EXERCISE TASK:
Identify the lines that contain the string "Договора", then copy each of them.

[Saved entries]
#####

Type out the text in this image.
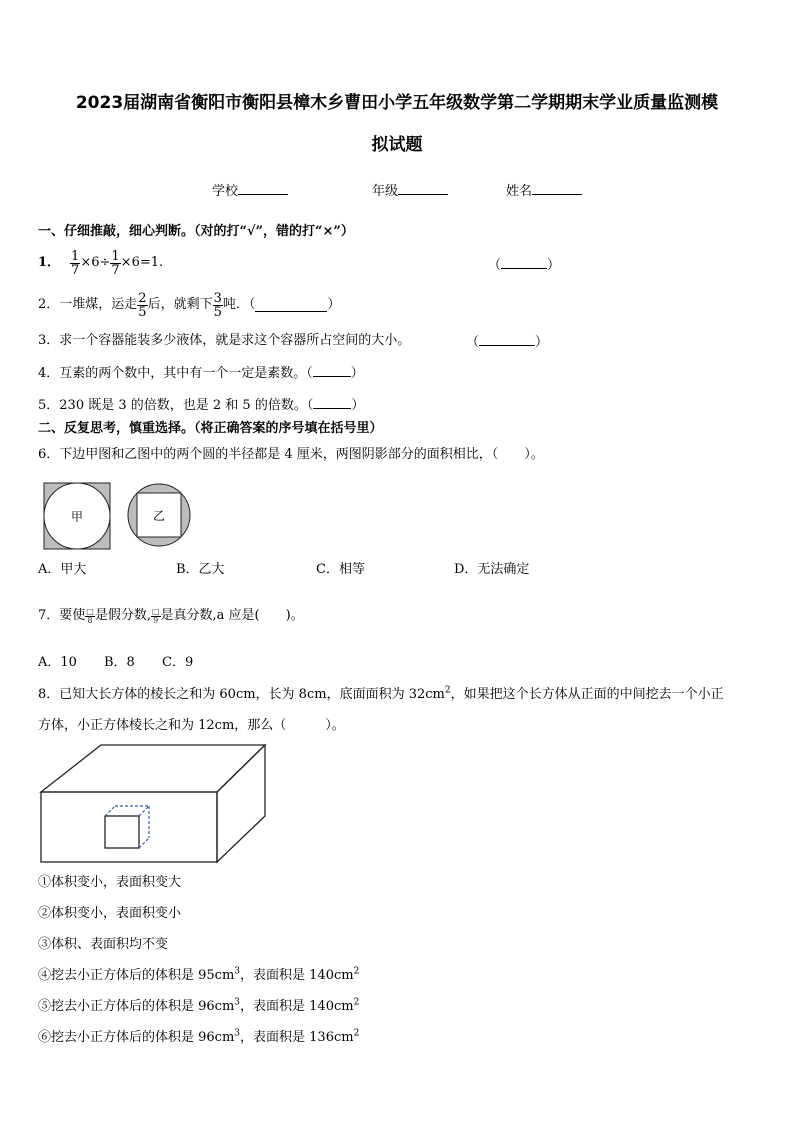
2023届湖南省衡阳市衡阳县樟木乡曹田小学五年级数学第二学期期末学业质量监测模
拟试题
学校	年级	姓名
一、仔细推敲，细心判断。（对的打“√”，错的打“×”）
1． $\frac{1}{7} \times 6\div \frac{1}{7} \times 6=1$.	（	）
2． 一堆煤，运走 $\frac{2}{5}$ 后，就剩下 $\frac{3}{5}$ 吨．（	）
3．求一个容器能装多少液体，就是求这个容器所占空间的大小。	（	）
4．互素的两个数中，其中有一个一定是素数。（	）
5．230 既是 3 的倍数，也是 2 和 5 的倍数。（	）
二、反复思考，慎重选择。（将正确答案的序号填在括号里）
6．下边甲图和乙图中的两个圆的半径都是 4 厘米，两图阴影部分的面积相比，（　　）。
甲	乙
A．甲大	B．乙大	C．相等	D．无法确定
7．要使 □
8 是假分数, □
9 是真分数,a 应是(　　)。
A．10 B．8 C．9
8．已知大长方体的棱长之和为 60cm，长为 8cm，底面面积为 $32cm^2$，如果把这个长方体从正面的中间挖去一个小正
方体，小正方体棱长之和为 12cm，那么（　　　）。
①体积变小，表面积变大
②体积变小，表面积变小
③体积、表面积均不变
④挖去小正方体后的体积是 $95cm^3$，表面积是 $140cm^2$
⑤挖去小正方体后的体积是 $96cm^3$，表面积是 $140cm^2$
⑥挖去小正方体后的体积是 $96cm^3$，表面积是 $136cm^2$
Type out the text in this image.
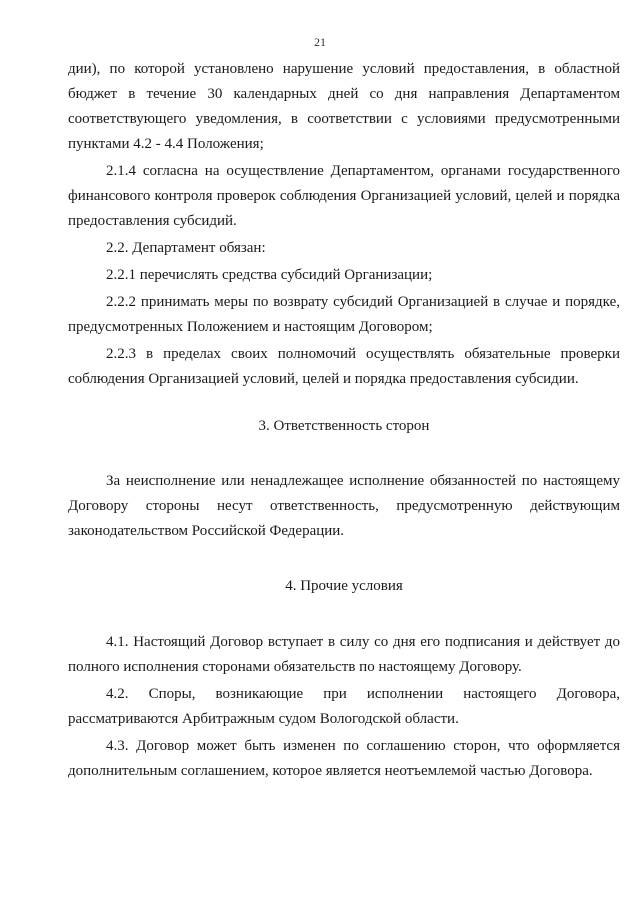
21

дии), по которой установлено нарушение условий предоставления, в областной бюджет в течение 30 календарных дней со дня направления Департаментом соответствующего уведомления, в соответствии с условиями предусмотренными пунктами 4.2 - 4.4 Положения;

2.1.4 согласна на осуществление Департаментом, органами государственного финансового контроля проверок соблюдения Организацией условий, целей и порядка предоставления субсидий.

2.2. Департамент обязан:

2.2.1 перечислять средства субсидий Организации;

2.2.2 принимать меры по возврату субсидий Организацией в случае и порядке, предусмотренных Положением и настоящим Договором;

2.2.3 в пределах своих полномочий осуществлять обязательные проверки соблюдения Организацией условий, целей и порядка предоставления субсидии.

3. Ответственность сторон

За неисполнение или ненадлежащее исполнение обязанностей по настоящему Договору стороны несут ответственность, предусмотренную действующим законодательством Российской Федерации.

4. Прочие условия

4.1. Настоящий Договор вступает в силу со дня его подписания и действует до полного исполнения сторонами обязательств по настоящему Договору.

4.2. Споры, возникающие при исполнении настоящего Договора, рассматриваются Арбитражным судом Вологодской области.

4.3. Договор может быть изменен по соглашению сторон, что оформляется дополнительным соглашением, которое является неотъемлемой частью Договора.
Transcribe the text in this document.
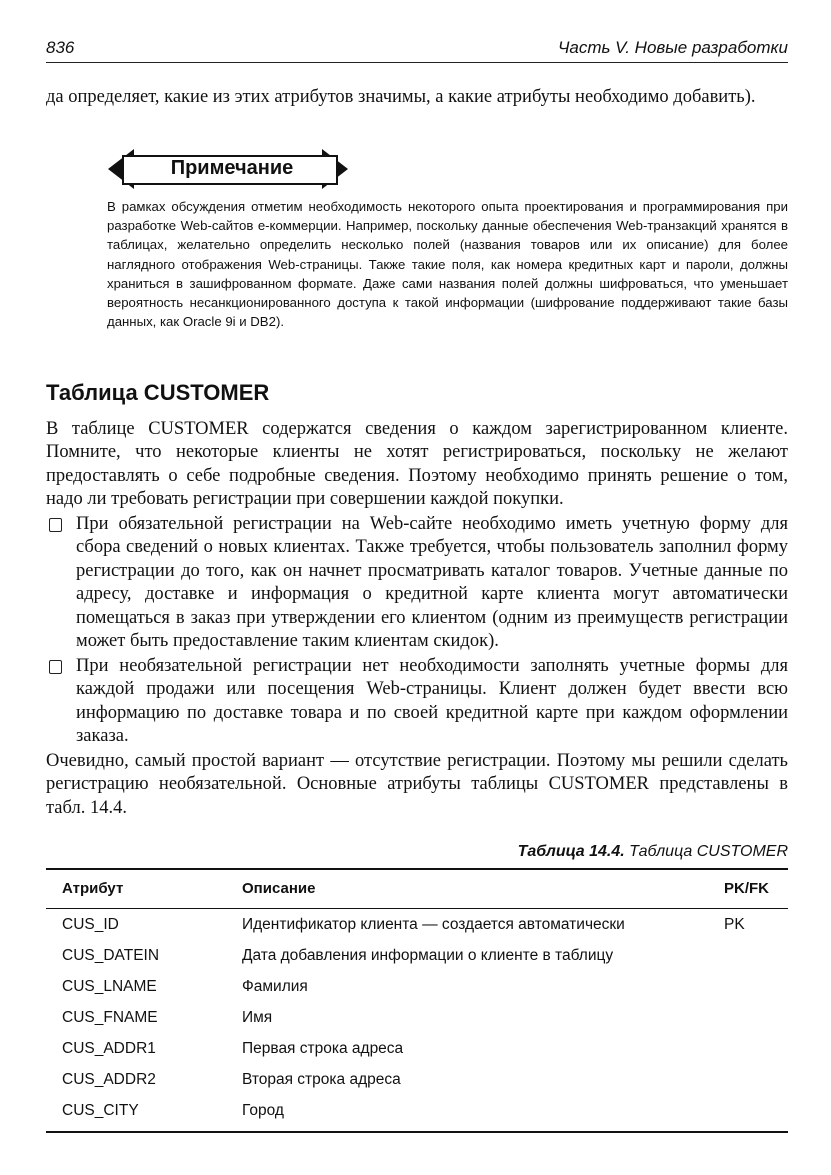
836	Часть V. Новые разработки
да определяет, какие из этих атрибутов значимы, а какие атрибуты необходимо добавить).
Примечание
В рамках обсуждения отметим необходимость некоторого опыта проектирования и программирования при разработке Web-сайтов е-коммерции. Например, поскольку данные обеспечения Web-транзакций хранятся в таблицах, желательно определить несколько полей (названия товаров или их описание) для более наглядного отображения Web-страницы. Также такие поля, как номера кредитных карт и пароли, должны храниться в зашифрованном формате. Даже сами названия полей должны шифроваться, что уменьшает вероятность несанкционированного доступа к такой информации (шифрование поддерживают такие базы данных, как Oracle 9i и DB2).
Таблица CUSTOMER
В таблице CUSTOMER содержатся сведения о каждом зарегистрированном клиенте. Помните, что некоторые клиенты не хотят регистрироваться, поскольку не желают предоставлять о себе подробные сведения. Поэтому необходимо принять решение о том, надо ли требовать регистрации при совершении каждой покупки.
При обязательной регистрации на Web-сайте необходимо иметь учетную форму для сбора сведений о новых клиентах. Также требуется, чтобы пользователь заполнил форму регистрации до того, как он начнет просматривать каталог товаров. Учетные данные по адресу, доставке и информация о кредитной карте клиента могут автоматически помещаться в заказ при утверждении его клиентом (одним из преимуществ регистрации может быть предоставление таким клиентам скидок).
При необязательной регистрации нет необходимости заполнять учетные формы для каждой продажи или посещения Web-страницы. Клиент должен будет ввести всю информацию по доставке товара и по своей кредитной карте при каждом оформлении заказа.
Очевидно, самый простой вариант — отсутствие регистрации. Поэтому мы решили сделать регистрацию необязательной. Основные атрибуты таблицы CUSTOMER представлены в табл. 14.4.
Таблица 14.4. Таблица CUSTOMER
Атрибут	Описание	PK/FK
CUS_ID	Идентификатор клиента — создается автоматически	PK
CUS_DATEIN	Дата добавления информации о клиенте в таблицу
CUS_LNAME	Фамилия
CUS_FNAME	Имя
CUS_ADDR1	Первая строка адреса
CUS_ADDR2	Вторая строка адреса
CUS_CITY	Город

#####

TASK ANSWER:
4.2. Споры, возникающие при исполнении настоящего Договора, рассматриваются Арбитражным судом Вологодской области.
4.3. Договор может быть изменен по соглашению сторон, что оформляется дополнительным соглашением, которое является неотъемлемой частью Договора.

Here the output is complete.